■ Exercise directions
Each entry below is to be written out exactly, and the pictures are to be left out.

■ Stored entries
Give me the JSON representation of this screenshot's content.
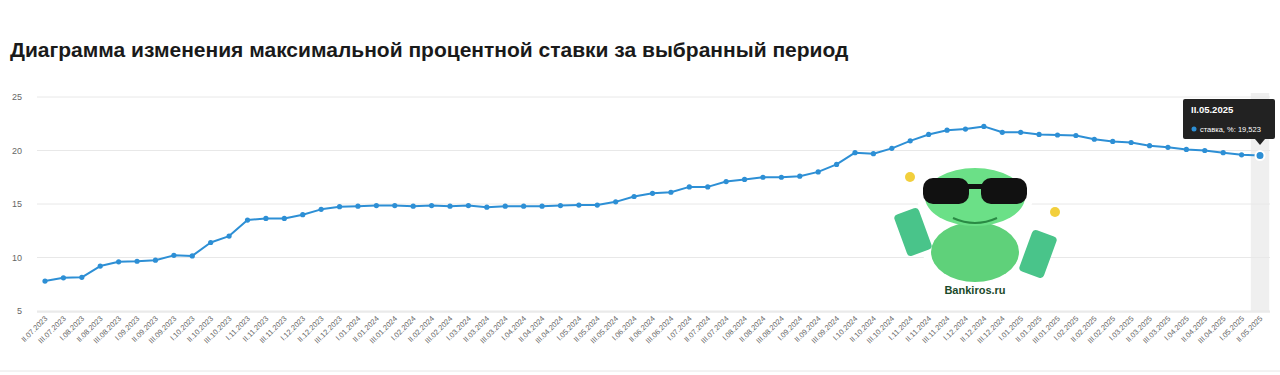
{
  "chart_data": {
    "type": "line",
    "title": "Диаграмма изменения максимальной процентной ставки за выбранный период",
    "categories": [
      "II.07.2023",
      "III.07.2023",
      "I.08.2023",
      "II.08.2023",
      "III.08.2023",
      "I.09.2023",
      "II.09.2023",
      "III.09.2023",
      "I.10.2023",
      "II.10.2023",
      "III.10.2023",
      "I.11.2023",
      "II.11.2023",
      "III.11.2023",
      "I.12.2023",
      "II.12.2023",
      "III.12.2023",
      "I.01.2024",
      "II.01.2024",
      "III.01.2024",
      "I.02.2024",
      "II.02.2024",
      "III.02.2024",
      "I.03.2024",
      "II.03.2024",
      "III.03.2024",
      "I.04.2024",
      "II.04.2024",
      "III.04.2024",
      "I.05.2024",
      "II.05.2024",
      "III.05.2024",
      "I.06.2024",
      "II.06.2024",
      "III.06.2024",
      "I.07.2024",
      "II.07.2024",
      "III.07.2024",
      "I.08.2024",
      "II.08.2024",
      "III.08.2024",
      "I.09.2024",
      "II.09.2024",
      "III.09.2024",
      "I.10.2024",
      "II.10.2024",
      "III.10.2024",
      "I.11.2024",
      "II.11.2024",
      "III.11.2024",
      "I.12.2024",
      "II.12.2024",
      "III.12.2024",
      "I.01.2025",
      "II.01.2025",
      "III.01.2025",
      "I.02.2025",
      "II.02.2025",
      "III.02.2025",
      "I.03.2025",
      "II.03.2025",
      "III.03.2025",
      "I.04.2025",
      "II.04.2025",
      "III.04.2025",
      "I.05.2025",
      "II.05.2025"
    ],
    "values": [
      7.8,
      8.1,
      8.15,
      9.2,
      9.6,
      9.65,
      9.75,
      10.2,
      10.15,
      11.4,
      12.0,
      13.5,
      13.65,
      13.65,
      14.0,
      14.5,
      14.75,
      14.8,
      14.85,
      14.85,
      14.8,
      14.85,
      14.8,
      14.85,
      14.7,
      14.8,
      14.8,
      14.8,
      14.85,
      14.9,
      14.9,
      15.2,
      15.7,
      16.0,
      16.1,
      16.6,
      16.6,
      17.1,
      17.3,
      17.5,
      17.5,
      17.6,
      18.0,
      18.7,
      19.8,
      19.7,
      20.2,
      20.9,
      21.5,
      21.9,
      22.0,
      22.25,
      21.7,
      21.7,
      21.5,
      21.45,
      21.4,
      21.05,
      20.85,
      20.75,
      20.45,
      20.3,
      20.1,
      20.0,
      19.8,
      19.6,
      19.523
    ],
    "color": "#2d8fd5",
    "marker": "circle",
    "ylim": [
      5,
      25
    ],
    "yticks": [
      5,
      10,
      15,
      20,
      25
    ],
    "grid": true,
    "tooltip": {
      "title": "II.05.2025",
      "text": "ставка, %: 19,523"
    },
    "watermark": "Bankiros.ru"
  }
}
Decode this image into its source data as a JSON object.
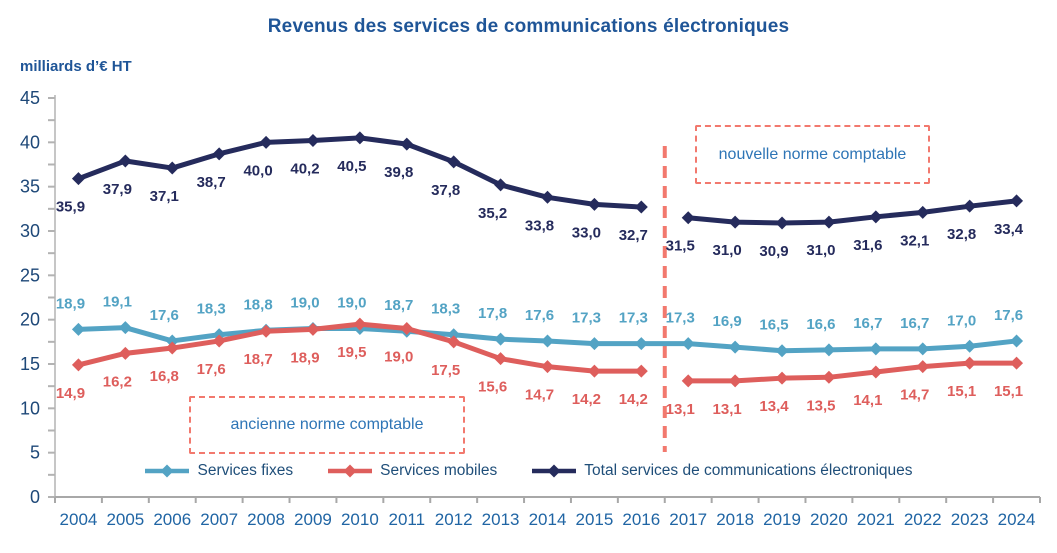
{
  "chart_data": {
    "type": "line",
    "title": "Revenus des services de communications électroniques",
    "unit_label": "milliards d’€ HT",
    "decimal_separator": ",",
    "x": [
      2004,
      2005,
      2006,
      2007,
      2008,
      2009,
      2010,
      2011,
      2012,
      2013,
      2014,
      2015,
      2016,
      2017,
      2018,
      2019,
      2020,
      2021,
      2022,
      2023,
      2024
    ],
    "ylim": [
      0,
      45
    ],
    "y_tick_step": 5,
    "y_minor_tick_step": 2.5,
    "grid": "off",
    "legend_position": "bottom",
    "series": [
      {
        "name": "Services fixes",
        "color": "#53A3C4",
        "marker": "diamond",
        "label_position": "above",
        "break_after_year": null,
        "values": [
          18.9,
          19.1,
          17.6,
          18.3,
          18.8,
          19.0,
          19.0,
          18.7,
          18.3,
          17.8,
          17.6,
          17.3,
          17.3,
          17.3,
          16.9,
          16.5,
          16.6,
          16.7,
          16.7,
          17.0,
          17.6
        ]
      },
      {
        "name": "Services mobiles",
        "color": "#DE5E5C",
        "marker": "diamond",
        "label_position": "below",
        "break_after_year": 2016,
        "values": [
          14.9,
          16.2,
          16.8,
          17.6,
          18.7,
          18.9,
          19.5,
          19.0,
          17.5,
          15.6,
          14.7,
          14.2,
          14.2,
          13.1,
          13.1,
          13.4,
          13.5,
          14.1,
          14.7,
          15.1,
          15.1
        ]
      },
      {
        "name": "Total services de communications électroniques",
        "color": "#252B5C",
        "marker": "diamond",
        "label_position": "below",
        "break_after_year": 2016,
        "values": [
          35.9,
          37.9,
          37.1,
          38.7,
          40.0,
          40.2,
          40.5,
          39.8,
          37.8,
          35.2,
          33.8,
          33.0,
          32.7,
          31.5,
          31.0,
          30.9,
          31.0,
          31.6,
          32.1,
          32.8,
          33.4
        ]
      }
    ],
    "separator": {
      "between_years": [
        2016,
        2017
      ],
      "style": "dashed",
      "color": "#F2796E"
    },
    "annotations": [
      {
        "text": "ancienne norme comptable",
        "side": "left"
      },
      {
        "text": "nouvelle norme comptable",
        "side": "right"
      }
    ]
  },
  "colors": {
    "title_text": "#1F5597",
    "unit_text": "#1F5597",
    "y_axis_text": "#1E4878",
    "x_axis_text": "#2065A4",
    "legend_text": "#1F4E79",
    "annotation_text": "#2E75B6",
    "annotation_border": "#F2796E",
    "axis_line": "#A8A8A8",
    "y_axis_line": "#C6C6C6",
    "tick": "#B3B3B3"
  }
}
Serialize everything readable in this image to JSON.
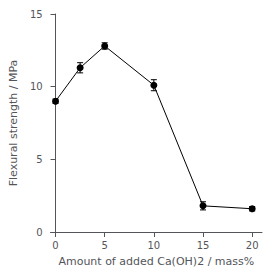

■ Solution to this problem
Give me the JSON representation of this screenshot's content.
{
  "chart_data": {
    "type": "line",
    "title": "Диаграмма изменения максимальной процентной ставки за выбранный период",
    "categories": [
      "II.07.2023",
      "III.07.2023",
      "I.08.2023",
      "II.08.2023",
      "III.08.2023",
      "I.09.2023",
      "II.09.2023",
      "III.09.2023",
      "I.10.2023",
      "II.10.2023",
      "III.10.2023",
      "I.11.2023",
      "II.11.2023",
      "III.11.2023",
      "I.12.2023",
      "II.12.2023",
      "III.12.2023",
      "I.01.2024",
      "II.01.2024",
      "III.01.2024",
      "I.02.2024",
      "II.02.2024",
      "III.02.2024",
      "I.03.2024",
      "II.03.2024",
      "III.03.2024",
      "I.04.2024",
      "II.04.2024",
      "III.04.2024",
      "I.05.2024",
      "II.05.2024",
      "III.05.2024",
      "I.06.2024",
      "II.06.2024",
      "III.06.2024",
      "I.07.2024",
      "II.07.2024",
      "III.07.2024",
      "I.08.2024",
      "II.08.2024",
      "III.08.2024",
      "I.09.2024",
      "II.09.2024",
      "III.09.2024",
      "I.10.2024",
      "II.10.2024",
      "III.10.2024",
      "I.11.2024",
      "II.11.2024",
      "III.11.2024",
      "I.12.2024",
      "II.12.2024",
      "III.12.2024",
      "I.01.2025",
      "II.01.2025",
      "III.01.2025",
      "I.02.2025",
      "II.02.2025",
      "III.02.2025",
      "I.03.2025",
      "II.03.2025",
      "III.03.2025",
      "I.04.2025",
      "II.04.2025",
      "III.04.2025",
      "I.05.2025",
      "II.05.2025"
    ],
    "values": [
      7.8,
      8.1,
      8.15,
      9.2,
      9.6,
      9.65,
      9.75,
      10.2,
      10.15,
      11.4,
      12.0,
      13.5,
      13.65,
      13.65,
      14.0,
      14.5,
      14.75,
      14.8,
      14.85,
      14.85,
      14.8,
      14.85,
      14.8,
      14.85,
      14.7,
      14.8,
      14.8,
      14.8,
      14.85,
      14.9,
      14.9,
      15.2,
      15.7,
      16.0,
      16.1,
      16.6,
      16.6,
      17.1,
      17.3,
      17.5,
      17.5,
      17.6,
      18.0,
      18.7,
      19.8,
      19.7,
      20.2,
      20.9,
      21.5,
      21.9,
      22.0,
      22.25,
      21.7,
      21.7,
      21.5,
      21.45,
      21.4,
      21.05,
      20.85,
      20.75,
      20.45,
      20.3,
      20.1,
      20.0,
      19.8,
      19.6,
      19.523
    ],
    "color": "#2d8fd5",
    "marker": "circle",
    "ylim": [
      5,
      25
    ],
    "yticks": [
      5,
      10,
      15,
      20,
      25
    ],
    "grid": true,
    "tooltip": {
      "title": "II.05.2025",
      "text": "ставка, %: 19,523"
    },
    "watermark": "Bankiros.ru"
  }
}
Decode this image into its source data as a JSON object.
{
  "chart_data": {
    "type": "line",
    "title": "Revenus des services de communications électroniques",
    "unit_label": "milliards d’€ HT",
    "decimal_separator": ",",
    "x": [
      2004,
      2005,
      2006,
      2007,
      2008,
      2009,
      2010,
      2011,
      2012,
      2013,
      2014,
      2015,
      2016,
      2017,
      2018,
      2019,
      2020,
      2021,
      2022,
      2023,
      2024
    ],
    "ylim": [
      0,
      45
    ],
    "y_tick_step": 5,
    "y_minor_tick_step": 2.5,
    "grid": "off",
    "legend_position": "bottom",
    "series": [
      {
        "name": "Services fixes",
        "color": "#53A3C4",
        "marker": "diamond",
        "label_position": "above",
        "break_after_year": null,
        "values": [
          18.9,
          19.1,
          17.6,
          18.3,
          18.8,
          19.0,
          19.0,
          18.7,
          18.3,
          17.8,
          17.6,
          17.3,
          17.3,
          17.3,
          16.9,
          16.5,
          16.6,
          16.7,
          16.7,
          17.0,
          17.6
        ]
      },
      {
        "name": "Services mobiles",
        "color": "#DE5E5C",
        "marker": "diamond",
        "label_position": "below",
        "break_after_year": 2016,
        "values": [
          14.9,
          16.2,
          16.8,
          17.6,
          18.7,
          18.9,
          19.5,
          19.0,
          17.5,
          15.6,
          14.7,
          14.2,
          14.2,
          13.1,
          13.1,
          13.4,
          13.5,
          14.1,
          14.7,
          15.1,
          15.1
        ]
      },
      {
        "name": "Total services de communications électroniques",
        "color": "#252B5C",
        "marker": "diamond",
        "label_position": "below",
        "break_after_year": 2016,
        "values": [
          35.9,
          37.9,
          37.1,
          38.7,
          40.0,
          40.2,
          40.5,
          39.8,
          37.8,
          35.2,
          33.8,
          33.0,
          32.7,
          31.5,
          31.0,
          30.9,
          31.0,
          31.6,
          32.1,
          32.8,
          33.4
        ]
      }
    ],
    "separator": {
      "between_years": [
        2016,
        2017
      ],
      "style": "dashed",
      "color": "#F2796E"
    },
    "annotations": [
      {
        "text": "ancienne norme comptable",
        "side": "left"
      },
      {
        "text": "nouvelle norme comptable",
        "side": "right"
      }
    ]
  },
  "colors": {
    "title_text": "#1F5597",
    "unit_text": "#1F5597",
    "y_axis_text": "#1E4878",
    "x_axis_text": "#2065A4",
    "legend_text": "#1F4E79",
    "annotation_text": "#2E75B6",
    "annotation_border": "#F2796E",
    "axis_line": "#A8A8A8",
    "y_axis_line": "#C6C6C6",
    "tick": "#B3B3B3"
  }
}
Serialize everything readable in this image to JSON.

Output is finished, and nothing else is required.